■ Required work ■
Will you give the material below again, every line exactly as it is?

## start

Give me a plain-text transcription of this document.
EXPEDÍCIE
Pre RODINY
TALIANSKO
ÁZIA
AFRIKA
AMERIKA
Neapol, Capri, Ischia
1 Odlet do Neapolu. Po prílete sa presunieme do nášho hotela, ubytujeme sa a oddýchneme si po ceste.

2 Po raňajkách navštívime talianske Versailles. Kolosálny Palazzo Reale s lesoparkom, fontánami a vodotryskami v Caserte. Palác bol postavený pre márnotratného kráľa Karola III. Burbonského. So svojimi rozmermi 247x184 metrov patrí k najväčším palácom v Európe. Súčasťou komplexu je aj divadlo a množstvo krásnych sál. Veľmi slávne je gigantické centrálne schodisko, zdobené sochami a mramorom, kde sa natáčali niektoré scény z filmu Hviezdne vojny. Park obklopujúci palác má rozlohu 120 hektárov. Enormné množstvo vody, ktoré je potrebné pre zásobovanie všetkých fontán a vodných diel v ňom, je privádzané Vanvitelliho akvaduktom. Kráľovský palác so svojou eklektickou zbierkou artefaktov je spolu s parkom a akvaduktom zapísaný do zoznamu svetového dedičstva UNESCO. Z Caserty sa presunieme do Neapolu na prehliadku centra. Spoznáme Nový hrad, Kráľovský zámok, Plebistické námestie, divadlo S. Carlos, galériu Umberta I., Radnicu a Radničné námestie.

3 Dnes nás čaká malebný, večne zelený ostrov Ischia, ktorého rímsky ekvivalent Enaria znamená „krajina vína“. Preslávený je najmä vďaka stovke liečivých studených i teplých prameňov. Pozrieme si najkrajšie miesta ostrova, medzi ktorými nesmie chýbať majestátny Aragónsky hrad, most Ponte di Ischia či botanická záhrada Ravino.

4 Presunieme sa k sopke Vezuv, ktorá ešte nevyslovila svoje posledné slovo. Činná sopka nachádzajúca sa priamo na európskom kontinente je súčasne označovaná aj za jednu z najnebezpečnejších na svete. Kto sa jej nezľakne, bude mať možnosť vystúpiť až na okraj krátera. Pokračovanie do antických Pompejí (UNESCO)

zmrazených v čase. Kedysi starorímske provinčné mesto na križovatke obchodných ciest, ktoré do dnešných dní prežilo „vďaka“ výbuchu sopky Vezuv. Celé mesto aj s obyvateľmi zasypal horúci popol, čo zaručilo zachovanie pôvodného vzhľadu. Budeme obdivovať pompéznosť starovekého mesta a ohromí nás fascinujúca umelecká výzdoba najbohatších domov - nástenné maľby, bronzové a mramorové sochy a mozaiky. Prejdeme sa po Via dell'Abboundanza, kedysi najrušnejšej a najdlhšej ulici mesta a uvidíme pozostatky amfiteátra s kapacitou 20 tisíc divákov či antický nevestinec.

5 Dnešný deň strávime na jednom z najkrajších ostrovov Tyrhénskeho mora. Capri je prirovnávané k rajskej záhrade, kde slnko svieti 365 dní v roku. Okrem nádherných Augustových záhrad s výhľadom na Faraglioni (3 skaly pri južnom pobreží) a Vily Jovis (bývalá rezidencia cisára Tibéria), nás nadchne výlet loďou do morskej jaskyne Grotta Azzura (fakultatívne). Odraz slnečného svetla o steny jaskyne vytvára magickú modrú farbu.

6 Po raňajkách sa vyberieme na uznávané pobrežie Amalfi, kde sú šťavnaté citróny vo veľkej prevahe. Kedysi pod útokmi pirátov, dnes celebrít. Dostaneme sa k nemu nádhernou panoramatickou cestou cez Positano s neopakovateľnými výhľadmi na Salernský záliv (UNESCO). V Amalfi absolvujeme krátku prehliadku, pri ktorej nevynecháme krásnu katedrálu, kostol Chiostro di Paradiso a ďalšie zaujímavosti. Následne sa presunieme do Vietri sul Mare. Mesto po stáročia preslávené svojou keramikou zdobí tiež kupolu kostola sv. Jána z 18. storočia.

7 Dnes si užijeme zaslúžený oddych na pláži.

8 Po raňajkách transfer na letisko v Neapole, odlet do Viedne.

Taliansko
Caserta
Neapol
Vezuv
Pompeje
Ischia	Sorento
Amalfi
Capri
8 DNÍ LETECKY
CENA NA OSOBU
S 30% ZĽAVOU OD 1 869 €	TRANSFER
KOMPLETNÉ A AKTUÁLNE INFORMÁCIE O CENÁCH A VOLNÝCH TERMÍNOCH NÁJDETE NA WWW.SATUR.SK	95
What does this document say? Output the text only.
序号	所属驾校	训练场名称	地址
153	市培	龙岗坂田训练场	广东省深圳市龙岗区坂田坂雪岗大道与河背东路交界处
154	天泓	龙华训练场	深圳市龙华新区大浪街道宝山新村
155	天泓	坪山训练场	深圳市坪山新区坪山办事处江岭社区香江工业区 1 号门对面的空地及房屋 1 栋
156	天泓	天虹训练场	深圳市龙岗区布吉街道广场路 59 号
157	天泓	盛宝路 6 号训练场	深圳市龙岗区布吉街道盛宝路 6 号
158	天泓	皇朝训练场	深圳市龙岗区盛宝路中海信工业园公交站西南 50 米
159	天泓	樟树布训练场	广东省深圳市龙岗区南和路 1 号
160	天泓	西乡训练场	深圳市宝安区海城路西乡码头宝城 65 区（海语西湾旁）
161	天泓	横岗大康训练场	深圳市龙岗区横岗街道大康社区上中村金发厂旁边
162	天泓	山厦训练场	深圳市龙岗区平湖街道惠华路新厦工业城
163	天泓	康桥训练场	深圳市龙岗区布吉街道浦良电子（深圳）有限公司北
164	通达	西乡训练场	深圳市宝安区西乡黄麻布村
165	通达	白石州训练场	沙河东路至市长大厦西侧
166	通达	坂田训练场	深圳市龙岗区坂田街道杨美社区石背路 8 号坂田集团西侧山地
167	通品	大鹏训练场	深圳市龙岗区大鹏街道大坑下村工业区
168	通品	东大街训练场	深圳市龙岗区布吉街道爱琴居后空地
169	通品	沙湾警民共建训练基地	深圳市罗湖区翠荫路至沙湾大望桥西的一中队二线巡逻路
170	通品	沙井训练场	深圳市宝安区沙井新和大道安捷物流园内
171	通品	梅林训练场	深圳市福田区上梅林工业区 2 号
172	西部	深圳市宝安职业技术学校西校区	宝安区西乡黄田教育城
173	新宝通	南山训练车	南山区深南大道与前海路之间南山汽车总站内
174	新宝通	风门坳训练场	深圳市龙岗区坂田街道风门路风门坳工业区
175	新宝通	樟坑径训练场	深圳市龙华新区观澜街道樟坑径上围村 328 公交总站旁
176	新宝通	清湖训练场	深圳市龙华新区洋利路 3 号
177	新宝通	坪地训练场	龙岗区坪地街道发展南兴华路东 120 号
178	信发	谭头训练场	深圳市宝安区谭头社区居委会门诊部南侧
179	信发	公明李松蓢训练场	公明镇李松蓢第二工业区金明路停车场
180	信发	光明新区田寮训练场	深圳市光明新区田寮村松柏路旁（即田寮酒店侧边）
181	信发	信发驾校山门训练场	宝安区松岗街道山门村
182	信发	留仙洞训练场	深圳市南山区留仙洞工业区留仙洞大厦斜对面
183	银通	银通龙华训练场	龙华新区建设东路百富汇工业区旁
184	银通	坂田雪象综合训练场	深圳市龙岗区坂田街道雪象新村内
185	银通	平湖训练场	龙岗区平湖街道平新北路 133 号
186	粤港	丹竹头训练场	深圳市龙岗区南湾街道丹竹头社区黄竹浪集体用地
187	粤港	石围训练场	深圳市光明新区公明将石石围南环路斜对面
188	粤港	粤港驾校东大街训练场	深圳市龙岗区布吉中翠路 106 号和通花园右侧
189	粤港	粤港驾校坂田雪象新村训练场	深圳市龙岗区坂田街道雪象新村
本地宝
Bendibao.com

## end

■ Result for this exercise ■
Give me a plain-text transcription of this document.
EXPEDÍCIE
Pre RODINY
TALIANSKO
ÁZIA
AFRIKA
AMERIKA
Neapol, Capri, Ischia
1 Odlet do Neapolu. Po prílete sa presunieme do nášho hotela, ubytujeme sa a oddýchneme si po ceste.

2 Po raňajkách navštívime talianske Versailles. Kolosálny Palazzo Reale s lesoparkom, fontánami a vodotryskami v Caserte. Palác bol postavený pre márnotratného kráľa Karola III. Burbonského. So svojimi rozmermi 247x184 metrov patrí k najväčším palácom v Európe. Súčasťou komplexu je aj divadlo a množstvo krásnych sál. Veľmi slávne je gigantické centrálne schodisko, zdobené sochami a mramorom, kde sa natáčali niektoré scény z filmu Hviezdne vojny. Park obklopujúci palác má rozlohu 120 hektárov. Enormné množstvo vody, ktoré je potrebné pre zásobovanie všetkých fontán a vodných diel v ňom, je privádzané Vanvitelliho akvaduktom. Kráľovský palác so svojou eklektickou zbierkou artefaktov je spolu s parkom a akvaduktom zapísaný do zoznamu svetového dedičstva UNESCO. Z Caserty sa presunieme do Neapolu na prehliadku centra. Spoznáme Nový hrad, Kráľovský zámok, Plebistické námestie, divadlo S. Carlos, galériu Umberta I., Radnicu a Radničné námestie.

3 Dnes nás čaká malebný, večne zelený ostrov Ischia, ktorého rímsky ekvivalent Enaria znamená „krajina vína“. Preslávený je najmä vďaka stovke liečivých studených i teplých prameňov. Pozrieme si najkrajšie miesta ostrova, medzi ktorými nesmie chýbať majestátny Aragónsky hrad, most Ponte di Ischia či botanická záhrada Ravino.

4 Presunieme sa k sopke Vezuv, ktorá ešte nevyslovila svoje posledné slovo. Činná sopka nachádzajúca sa priamo na európskom kontinente je súčasne označovaná aj za jednu z najnebezpečnejších na svete. Kto sa jej nezľakne, bude mať možnosť vystúpiť až na okraj krátera. Pokračovanie do antických Pompejí (UNESCO)

zmrazených v čase. Kedysi starorímske provinčné mesto na križovatke obchodných ciest, ktoré do dnešných dní prežilo „vďaka“ výbuchu sopky Vezuv. Celé mesto aj s obyvateľmi zasypal horúci popol, čo zaručilo zachovanie pôvodného vzhľadu. Budeme obdivovať pompéznosť starovekého mesta a ohromí nás fascinujúca umelecká výzdoba najbohatších domov - nástenné maľby, bronzové a mramorové sochy a mozaiky. Prejdeme sa po Via dell'Abboundanza, kedysi najrušnejšej a najdlhšej ulici mesta a uvidíme pozostatky amfiteátra s kapacitou 20 tisíc divákov či antický nevestinec.

5 Dnešný deň strávime na jednom z najkrajších ostrovov Tyrhénskeho mora. Capri je prirovnávané k rajskej záhrade, kde slnko svieti 365 dní v roku. Okrem nádherných Augustových záhrad s výhľadom na Faraglioni (3 skaly pri južnom pobreží) a Vily Jovis (bývalá rezidencia cisára Tibéria), nás nadchne výlet loďou do morskej jaskyne Grotta Azzura (fakultatívne). Odraz slnečného svetla o steny jaskyne vytvára magickú modrú farbu.

6 Po raňajkách sa vyberieme na uznávané pobrežie Amalfi, kde sú šťavnaté citróny vo veľkej prevahe. Kedysi pod útokmi pirátov, dnes celebrít. Dostaneme sa k nemu nádhernou panoramatickou cestou cez Positano s neopakovateľnými výhľadmi na Salernský záliv (UNESCO). V Amalfi absolvujeme krátku prehliadku, pri ktorej nevynecháme krásnu katedrálu, kostol Chiostro di Paradiso a ďalšie zaujímavosti. Následne sa presunieme do Vietri sul Mare. Mesto po stáročia preslávené svojou keramikou zdobí tiež kupolu kostola sv. Jána z 18. storočia.

7 Dnes si užijeme zaslúžený oddych na pláži.

8 Po raňajkách transfer na letisko v Neapole, odlet do Viedne.

Taliansko
Caserta
Neapol
Vezuv
Pompeje
Ischia	Sorento
Amalfi
Capri
8 DNÍ LETECKY
CENA NA OSOBU
S 30% ZĽAVOU OD 1 869 €	TRANSFER
KOMPLETNÉ A AKTUÁLNE INFORMÁCIE O CENÁCH A VOLNÝCH TERMÍNOCH NÁJDETE NA WWW.SATUR.SK	95
What does this document say? Output the text only.
序号	所属驾校	训练场名称	地址
153	市培	龙岗坂田训练场	广东省深圳市龙岗区坂田坂雪岗大道与河背东路交界处
154	天泓	龙华训练场	深圳市龙华新区大浪街道宝山新村
155	天泓	坪山训练场	深圳市坪山新区坪山办事处江岭社区香江工业区 1 号门对面的空地及房屋 1 栋
156	天泓	天虹训练场	深圳市龙岗区布吉街道广场路 59 号
157	天泓	盛宝路 6 号训练场	深圳市龙岗区布吉街道盛宝路 6 号
158	天泓	皇朝训练场	深圳市龙岗区盛宝路中海信工业园公交站西南 50 米
159	天泓	樟树布训练场	广东省深圳市龙岗区南和路 1 号
160	天泓	西乡训练场	深圳市宝安区海城路西乡码头宝城 65 区（海语西湾旁）
161	天泓	横岗大康训练场	深圳市龙岗区横岗街道大康社区上中村金发厂旁边
162	天泓	山厦训练场	深圳市龙岗区平湖街道惠华路新厦工业城
163	天泓	康桥训练场	深圳市龙岗区布吉街道浦良电子（深圳）有限公司北
164	通达	西乡训练场	深圳市宝安区西乡黄麻布村
165	通达	白石州训练场	沙河东路至市长大厦西侧
166	通达	坂田训练场	深圳市龙岗区坂田街道杨美社区石背路 8 号坂田集团西侧山地
167	通品	大鹏训练场	深圳市龙岗区大鹏街道大坑下村工业区
168	通品	东大街训练场	深圳市龙岗区布吉街道爱琴居后空地
169	通品	沙湾警民共建训练基地	深圳市罗湖区翠荫路至沙湾大望桥西的一中队二线巡逻路
170	通品	沙井训练场	深圳市宝安区沙井新和大道安捷物流园内
171	通品	梅林训练场	深圳市福田区上梅林工业区 2 号
172	西部	深圳市宝安职业技术学校西校区	宝安区西乡黄田教育城
173	新宝通	南山训练车	南山区深南大道与前海路之间南山汽车总站内
174	新宝通	风门坳训练场	深圳市龙岗区坂田街道风门路风门坳工业区
175	新宝通	樟坑径训练场	深圳市龙华新区观澜街道樟坑径上围村 328 公交总站旁
176	新宝通	清湖训练场	深圳市龙华新区洋利路 3 号
177	新宝通	坪地训练场	龙岗区坪地街道发展南兴华路东 120 号
178	信发	谭头训练场	深圳市宝安区谭头社区居委会门诊部南侧
179	信发	公明李松蓢训练场	公明镇李松蓢第二工业区金明路停车场
180	信发	光明新区田寮训练场	深圳市光明新区田寮村松柏路旁（即田寮酒店侧边）
181	信发	信发驾校山门训练场	宝安区松岗街道山门村
182	信发	留仙洞训练场	深圳市南山区留仙洞工业区留仙洞大厦斜对面
183	银通	银通龙华训练场	龙华新区建设东路百富汇工业区旁
184	银通	坂田雪象综合训练场	深圳市龙岗区坂田街道雪象新村内
185	银通	平湖训练场	龙岗区平湖街道平新北路 133 号
186	粤港	丹竹头训练场	深圳市龙岗区南湾街道丹竹头社区黄竹浪集体用地
187	粤港	石围训练场	深圳市光明新区公明将石石围南环路斜对面
188	粤港	粤港驾校东大街训练场	深圳市龙岗区布吉中翠路 106 号和通花园右侧
189	粤港	粤港驾校坂田雪象新村训练场	深圳市龙岗区坂田街道雪象新村
本地宝
Bendibao.com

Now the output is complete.